____ Task inputs
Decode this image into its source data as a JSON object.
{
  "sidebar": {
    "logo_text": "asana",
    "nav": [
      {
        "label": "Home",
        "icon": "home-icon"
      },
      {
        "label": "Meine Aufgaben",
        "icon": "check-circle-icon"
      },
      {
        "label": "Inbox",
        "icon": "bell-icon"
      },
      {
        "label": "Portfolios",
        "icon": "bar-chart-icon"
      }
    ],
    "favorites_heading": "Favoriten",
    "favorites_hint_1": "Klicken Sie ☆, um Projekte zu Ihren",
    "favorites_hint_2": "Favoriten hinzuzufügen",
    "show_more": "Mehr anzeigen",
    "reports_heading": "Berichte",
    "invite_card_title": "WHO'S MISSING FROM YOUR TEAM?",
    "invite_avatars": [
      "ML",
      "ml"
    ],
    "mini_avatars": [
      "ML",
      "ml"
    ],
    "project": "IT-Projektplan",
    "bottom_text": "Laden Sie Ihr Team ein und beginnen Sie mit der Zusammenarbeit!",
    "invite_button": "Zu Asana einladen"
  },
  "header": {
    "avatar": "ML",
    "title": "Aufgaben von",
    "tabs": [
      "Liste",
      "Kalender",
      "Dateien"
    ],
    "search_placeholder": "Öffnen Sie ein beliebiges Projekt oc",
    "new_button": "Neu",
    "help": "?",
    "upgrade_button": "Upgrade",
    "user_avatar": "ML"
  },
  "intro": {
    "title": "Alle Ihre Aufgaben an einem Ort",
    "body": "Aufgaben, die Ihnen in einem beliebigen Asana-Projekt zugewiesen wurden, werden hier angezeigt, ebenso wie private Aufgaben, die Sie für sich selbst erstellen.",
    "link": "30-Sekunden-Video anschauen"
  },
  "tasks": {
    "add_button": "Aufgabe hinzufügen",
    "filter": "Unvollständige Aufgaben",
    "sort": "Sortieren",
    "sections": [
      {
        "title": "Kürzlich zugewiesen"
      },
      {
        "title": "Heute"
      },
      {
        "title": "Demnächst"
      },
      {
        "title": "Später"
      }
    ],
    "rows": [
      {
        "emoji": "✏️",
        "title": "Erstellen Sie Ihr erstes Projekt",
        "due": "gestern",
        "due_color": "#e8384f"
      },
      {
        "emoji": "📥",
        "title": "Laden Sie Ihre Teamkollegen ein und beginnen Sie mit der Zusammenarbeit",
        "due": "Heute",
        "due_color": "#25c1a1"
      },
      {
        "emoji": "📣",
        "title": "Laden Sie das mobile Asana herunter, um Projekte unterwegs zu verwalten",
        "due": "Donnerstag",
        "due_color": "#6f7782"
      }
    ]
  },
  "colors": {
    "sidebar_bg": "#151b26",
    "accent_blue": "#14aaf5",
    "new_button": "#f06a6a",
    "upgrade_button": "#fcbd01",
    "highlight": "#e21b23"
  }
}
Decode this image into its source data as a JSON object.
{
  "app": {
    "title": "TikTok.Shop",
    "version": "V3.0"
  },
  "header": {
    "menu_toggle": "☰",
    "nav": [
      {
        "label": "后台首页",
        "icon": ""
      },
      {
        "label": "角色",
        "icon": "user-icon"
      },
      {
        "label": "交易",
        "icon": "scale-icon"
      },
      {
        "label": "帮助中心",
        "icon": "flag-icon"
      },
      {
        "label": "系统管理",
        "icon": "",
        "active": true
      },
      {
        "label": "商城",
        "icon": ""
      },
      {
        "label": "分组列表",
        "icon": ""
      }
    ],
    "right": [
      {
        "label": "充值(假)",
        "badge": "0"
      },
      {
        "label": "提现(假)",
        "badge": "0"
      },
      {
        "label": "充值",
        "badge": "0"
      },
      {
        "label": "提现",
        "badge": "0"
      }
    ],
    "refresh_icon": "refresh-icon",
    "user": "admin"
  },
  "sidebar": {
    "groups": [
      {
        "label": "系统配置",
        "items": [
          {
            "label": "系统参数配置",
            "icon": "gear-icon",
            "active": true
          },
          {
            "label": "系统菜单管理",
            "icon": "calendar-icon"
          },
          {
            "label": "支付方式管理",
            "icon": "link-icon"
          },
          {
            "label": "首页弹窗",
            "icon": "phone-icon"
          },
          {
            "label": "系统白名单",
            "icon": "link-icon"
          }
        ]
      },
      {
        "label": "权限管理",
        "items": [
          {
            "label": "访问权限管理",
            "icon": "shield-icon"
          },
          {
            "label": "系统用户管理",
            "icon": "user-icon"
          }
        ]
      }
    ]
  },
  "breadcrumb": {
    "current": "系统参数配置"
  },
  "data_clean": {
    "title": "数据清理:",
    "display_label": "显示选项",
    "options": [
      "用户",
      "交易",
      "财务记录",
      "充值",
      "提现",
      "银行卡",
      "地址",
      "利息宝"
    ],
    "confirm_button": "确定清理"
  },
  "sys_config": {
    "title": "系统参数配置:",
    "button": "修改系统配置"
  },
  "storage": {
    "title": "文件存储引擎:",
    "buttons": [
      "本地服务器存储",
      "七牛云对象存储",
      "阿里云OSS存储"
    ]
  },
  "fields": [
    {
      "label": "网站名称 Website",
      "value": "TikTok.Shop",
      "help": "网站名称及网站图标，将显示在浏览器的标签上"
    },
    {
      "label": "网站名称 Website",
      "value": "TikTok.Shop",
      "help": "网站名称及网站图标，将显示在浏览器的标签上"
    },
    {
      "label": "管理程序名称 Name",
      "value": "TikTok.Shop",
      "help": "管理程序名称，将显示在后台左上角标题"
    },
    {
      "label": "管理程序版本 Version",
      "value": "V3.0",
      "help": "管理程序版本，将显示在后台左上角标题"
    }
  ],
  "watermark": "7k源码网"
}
________
■ **What is required**
Your task is to print all of the records exactly.

■ **Worked answer**
Decode this image into its source data as a JSON object.
{
  "sidebar": {
    "logo_text": "asana",
    "nav": [
      {
        "label": "Home",
        "icon": "home-icon"
      },
      {
        "label": "Meine Aufgaben",
        "icon": "check-circle-icon"
      },
      {
        "label": "Inbox",
        "icon": "bell-icon"
      },
      {
        "label": "Portfolios",
        "icon": "bar-chart-icon"
      }
    ],
    "favorites_heading": "Favoriten",
    "favorites_hint_1": "Klicken Sie ☆, um Projekte zu Ihren",
    "favorites_hint_2": "Favoriten hinzuzufügen",
    "show_more": "Mehr anzeigen",
    "reports_heading": "Berichte",
    "invite_card_title": "WHO'S MISSING FROM YOUR TEAM?",
    "invite_avatars": [
      "ML",
      "ml"
    ],
    "mini_avatars": [
      "ML",
      "ml"
    ],
    "project": "IT-Projektplan",
    "bottom_text": "Laden Sie Ihr Team ein und beginnen Sie mit der Zusammenarbeit!",
    "invite_button": "Zu Asana einladen"
  },
  "header": {
    "avatar": "ML",
    "title": "Aufgaben von",
    "tabs": [
      "Liste",
      "Kalender",
      "Dateien"
    ],
    "search_placeholder": "Öffnen Sie ein beliebiges Projekt oc",
    "new_button": "Neu",
    "help": "?",
    "upgrade_button": "Upgrade",
    "user_avatar": "ML"
  },
  "intro": {
    "title": "Alle Ihre Aufgaben an einem Ort",
    "body": "Aufgaben, die Ihnen in einem beliebigen Asana-Projekt zugewiesen wurden, werden hier angezeigt, ebenso wie private Aufgaben, die Sie für sich selbst erstellen.",
    "link": "30-Sekunden-Video anschauen"
  },
  "tasks": {
    "add_button": "Aufgabe hinzufügen",
    "filter": "Unvollständige Aufgaben",
    "sort": "Sortieren",
    "sections": [
      {
        "title": "Kürzlich zugewiesen"
      },
      {
        "title": "Heute"
      },
      {
        "title": "Demnächst"
      },
      {
        "title": "Später"
      }
    ],
    "rows": [
      {
        "emoji": "✏️",
        "title": "Erstellen Sie Ihr erstes Projekt",
        "due": "gestern",
        "due_color": "#e8384f"
      },
      {
        "emoji": "📥",
        "title": "Laden Sie Ihre Teamkollegen ein und beginnen Sie mit der Zusammenarbeit",
        "due": "Heute",
        "due_color": "#25c1a1"
      },
      {
        "emoji": "📣",
        "title": "Laden Sie das mobile Asana herunter, um Projekte unterwegs zu verwalten",
        "due": "Donnerstag",
        "due_color": "#6f7782"
      }
    ]
  },
  "colors": {
    "sidebar_bg": "#151b26",
    "accent_blue": "#14aaf5",
    "new_button": "#f06a6a",
    "upgrade_button": "#fcbd01",
    "highlight": "#e21b23"
  }
}
Decode this image into its source data as a JSON object.
{
  "app": {
    "title": "TikTok.Shop",
    "version": "V3.0"
  },
  "header": {
    "menu_toggle": "☰",
    "nav": [
      {
        "label": "后台首页",
        "icon": ""
      },
      {
        "label": "角色",
        "icon": "user-icon"
      },
      {
        "label": "交易",
        "icon": "scale-icon"
      },
      {
        "label": "帮助中心",
        "icon": "flag-icon"
      },
      {
        "label": "系统管理",
        "icon": "",
        "active": true
      },
      {
        "label": "商城",
        "icon": ""
      },
      {
        "label": "分组列表",
        "icon": ""
      }
    ],
    "right": [
      {
        "label": "充值(假)",
        "badge": "0"
      },
      {
        "label": "提现(假)",
        "badge": "0"
      },
      {
        "label": "充值",
        "badge": "0"
      },
      {
        "label": "提现",
        "badge": "0"
      }
    ],
    "refresh_icon": "refresh-icon",
    "user": "admin"
  },
  "sidebar": {
    "groups": [
      {
        "label": "系统配置",
        "items": [
          {
            "label": "系统参数配置",
            "icon": "gear-icon",
            "active": true
          },
          {
            "label": "系统菜单管理",
            "icon": "calendar-icon"
          },
          {
            "label": "支付方式管理",
            "icon": "link-icon"
          },
          {
            "label": "首页弹窗",
            "icon": "phone-icon"
          },
          {
            "label": "系统白名单",
            "icon": "link-icon"
          }
        ]
      },
      {
        "label": "权限管理",
        "items": [
          {
            "label": "访问权限管理",
            "icon": "shield-icon"
          },
          {
            "label": "系统用户管理",
            "icon": "user-icon"
          }
        ]
      }
    ]
  },
  "breadcrumb": {
    "current": "系统参数配置"
  },
  "data_clean": {
    "title": "数据清理:",
    "display_label": "显示选项",
    "options": [
      "用户",
      "交易",
      "财务记录",
      "充值",
      "提现",
      "银行卡",
      "地址",
      "利息宝"
    ],
    "confirm_button": "确定清理"
  },
  "sys_config": {
    "title": "系统参数配置:",
    "button": "修改系统配置"
  },
  "storage": {
    "title": "文件存储引擎:",
    "buttons": [
      "本地服务器存储",
      "七牛云对象存储",
      "阿里云OSS存储"
    ]
  },
  "fields": [
    {
      "label": "网站名称 Website",
      "value": "TikTok.Shop",
      "help": "网站名称及网站图标，将显示在浏览器的标签上"
    },
    {
      "label": "网站名称 Website",
      "value": "TikTok.Shop",
      "help": "网站名称及网站图标，将显示在浏览器的标签上"
    },
    {
      "label": "管理程序名称 Name",
      "value": "TikTok.Shop",
      "help": "管理程序名称，将显示在后台左上角标题"
    },
    {
      "label": "管理程序版本 Version",
      "value": "V3.0",
      "help": "管理程序版本，将显示在后台左上角标题"
    }
  ],
  "watermark": "7k源码网"
}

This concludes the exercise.